→ **Given passage**
┄┄┄┄┄┄┄┄┄┄┄┄┄┄┄┄┄┄┄┄
The guaranty contained in this Section 2 shall continue to be effective, or be reinstated, as the case may be, if at any time payment,
or any part thereof, of any of the Obligations is rescinded or must otherwise be restored or returned by the Purchasers upon the
insolvency, bankruptcy, dissolution, liquidation or reorganization of the Company or any Guarantor, or upon or as a result of the
appointment of a receiver, intervenor or conservator of, or trustee or similar officer for, the Company or any Guarantor or any
substantial part of its property, or otherwise, all as though such payments had not been made.

 

(g)       Payments.
Each Guarantor hereby guarantees that payments hereunder will be paid to the Purchasers without set-off or counterclaim in U.S.
dollars at the address set forth or referred to in the signature pages to the Purchase Agreement.
┄┄┄┄┄┄┄┄┄┄┄┄┄┄┄┄┄┄┄┄
→ **Given data**
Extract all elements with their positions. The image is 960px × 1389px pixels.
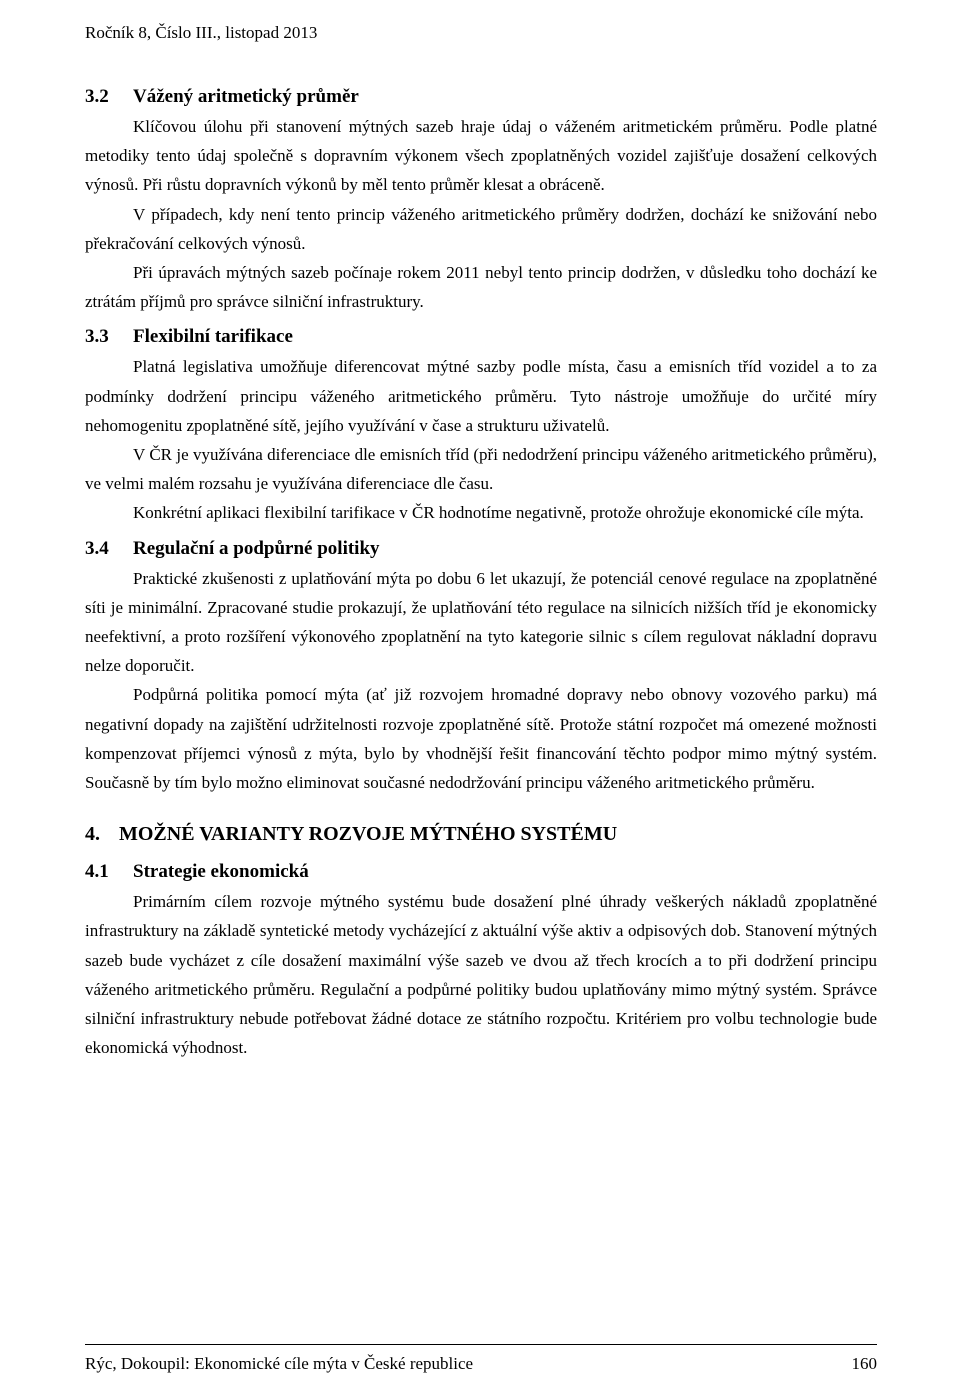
┄┄┄┄┄┄┄┄┄┄┄┄┄┄┄┄┄┄┄┄
→ **Challenges**
**a.** In the guaranty passage, in what currency must each Guarantor's payments to the Purchasers be made?
**b.** Continue the guaranty passage from the point where it stops.

→ **Written responses**
**a.** U.S. dollars

**b.**
3.         Representations
and Warranties. Each Guarantor hereby makes the following representations and warranties to Purchasers as of the date hereof:

 

(a)       Organization
and Qualification. The Guarantor is an entity duly incorporated or otherwise organized, validly existing and in good standing
under the laws of the applicable jurisdiction set forth on Schedule 3(a), with the requisite corporate power and authority
to own and use its properties and assets and to carry on its business as currently conducted. The Guarantor has no subsidiaries
other than those identified as such on the Disclosure Schedules to the Purchase Agreement. The Guarantor is duly qualified to do
business and is in good standing as a foreign corporation or other entity in each jurisdiction in which the nature of the business
conducted or property owned by it makes such qualification necessary, except where the failure to be so qualified or in good standing,
as the case may be, could not, individually or in the aggregate, (i) adversely affect the legality, validity or enforceability
of any of this Guaranty in any material respect, (ii) have a material adverse effect on the results of operations, assets, prospects,
or financial condition of the Guarantor or (iii) adversely impair in any material respect the Guarantor’s ability to perform
fully on a timely basis its obligations under this Guaranty (a “Material Adverse Effect”).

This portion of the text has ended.